**What you have to do**
Restate the data word for word and leave the images out.

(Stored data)

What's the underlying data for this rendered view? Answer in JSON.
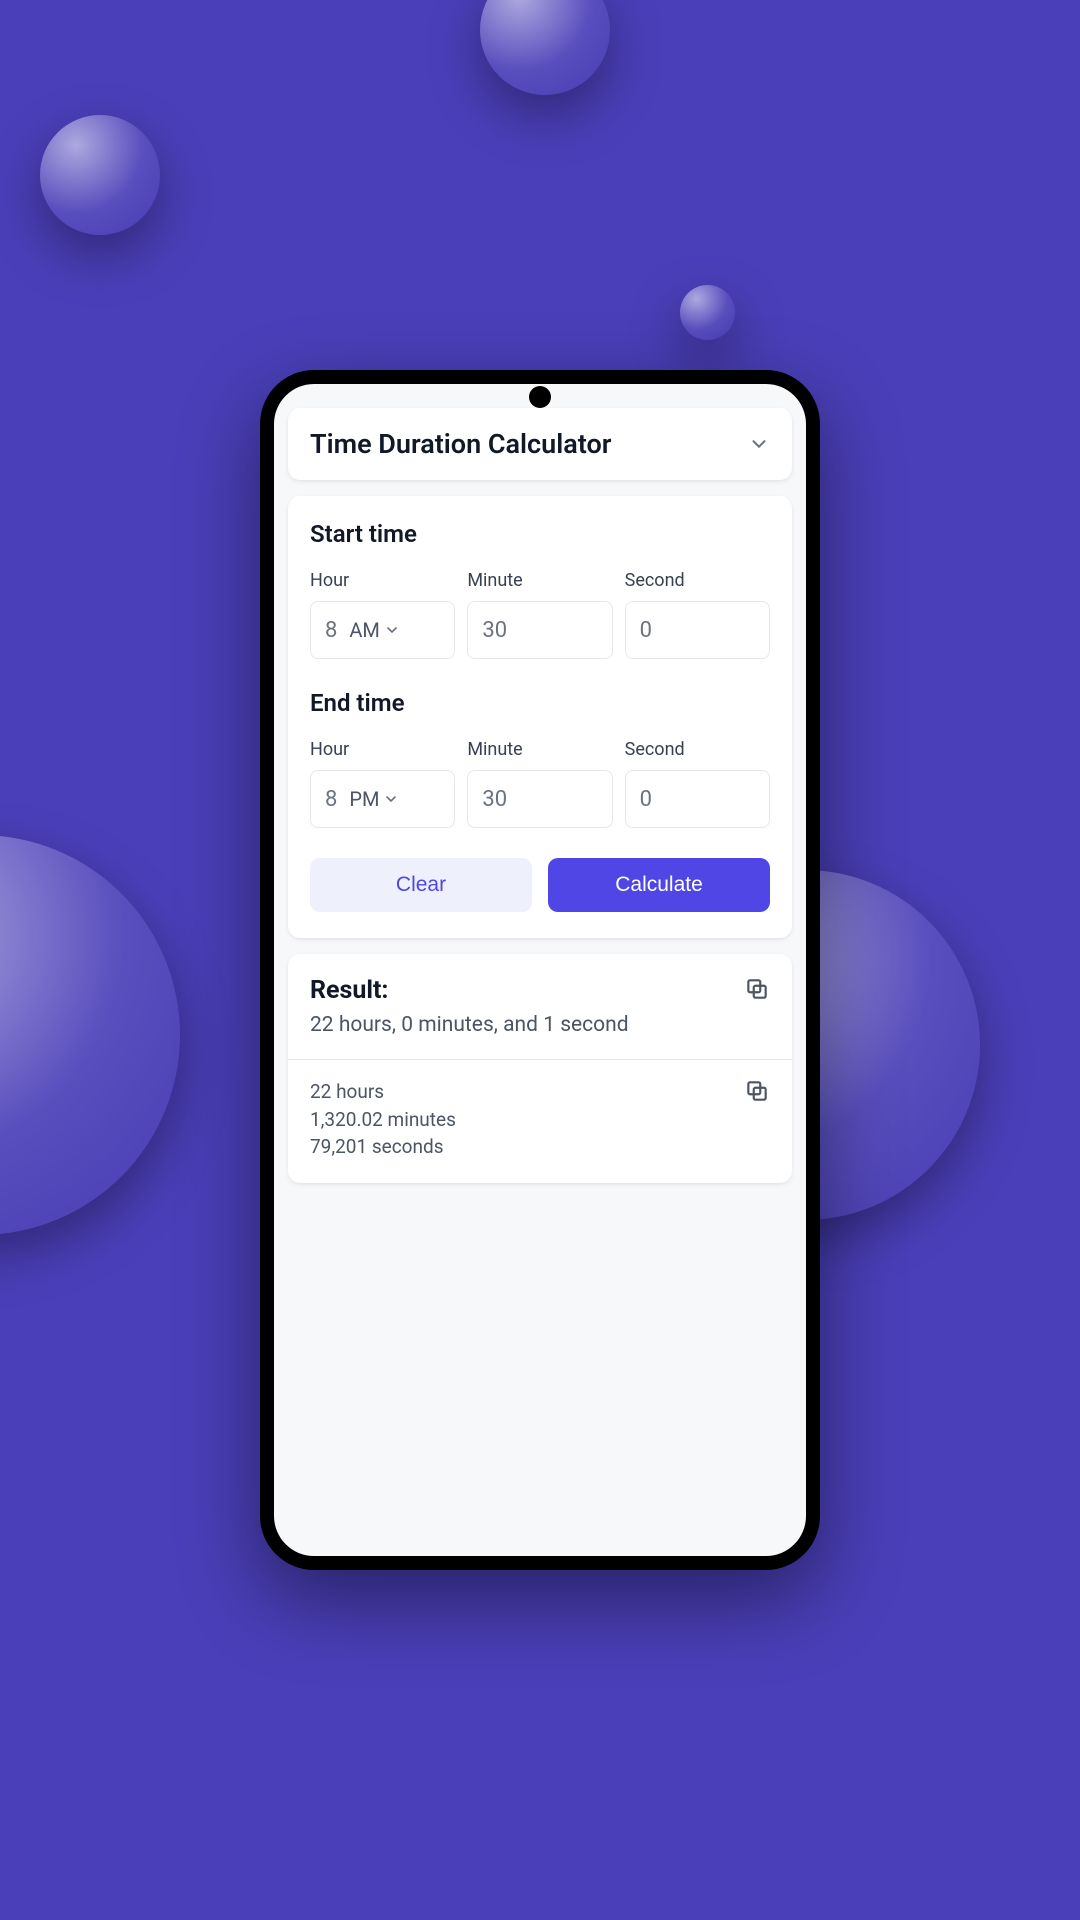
{
  "header": {
    "selector_label": "Time Duration Calculator"
  },
  "sections": {
    "start_title": "Start time",
    "end_title": "End time"
  },
  "labels": {
    "hour": "Hour",
    "minute": "Minute",
    "second": "Second"
  },
  "start": {
    "hour": "8",
    "ampm": "AM",
    "minute": "30",
    "second": "0"
  },
  "end": {
    "hour": "8",
    "ampm": "PM",
    "minute": "30",
    "second": "0"
  },
  "buttons": {
    "clear": "Clear",
    "calculate": "Calculate"
  },
  "result": {
    "title": "Result:",
    "summary": "22 hours, 0 minutes, and 1 second",
    "lines": {
      "line1": "22 hours",
      "line2": "1,320.02 minutes",
      "line3": "79,201 seconds"
    }
  },
  "colors": {
    "accent": "#4f46e5",
    "bg": "#4a3fb8"
  }
}
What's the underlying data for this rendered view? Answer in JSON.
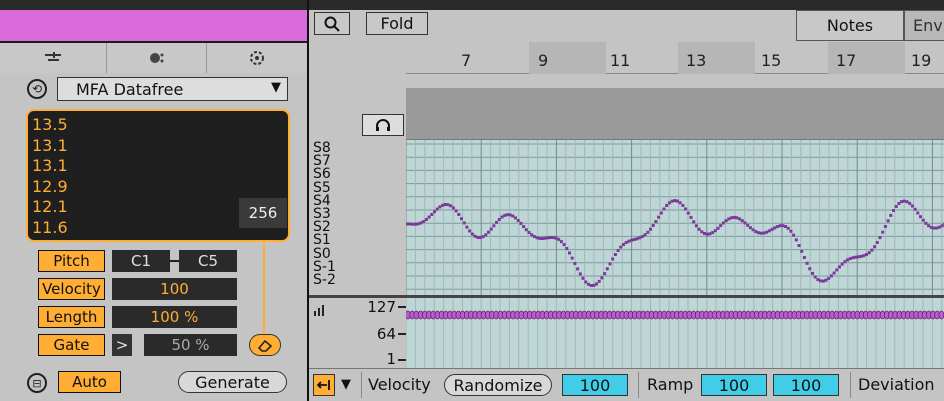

**Expected answer**
What's the underlying data for this rendered view? Answer in JSON.
{
  "header": {
    "selector_label": "Time Duration Calculator"
  },
  "sections": {
    "start_title": "Start time",
    "end_title": "End time"
  },
  "labels": {
    "hour": "Hour",
    "minute": "Minute",
    "second": "Second"
  },
  "start": {
    "hour": "8",
    "ampm": "AM",
    "minute": "30",
    "second": "0"
  },
  "end": {
    "hour": "8",
    "ampm": "PM",
    "minute": "30",
    "second": "0"
  },
  "buttons": {
    "clear": "Clear",
    "calculate": "Calculate"
  },
  "result": {
    "title": "Result:",
    "summary": "22 hours, 0 minutes, and 1 second",
    "lines": {
      "line1": "22 hours",
      "line2": "1,320.02 minutes",
      "line3": "79,201 seconds"
    }
  },
  "colors": {
    "accent": "#4f46e5",
    "bg": "#4a3fb8"
  }
}
What's the underlying data for this rendered view? Answer in JSON.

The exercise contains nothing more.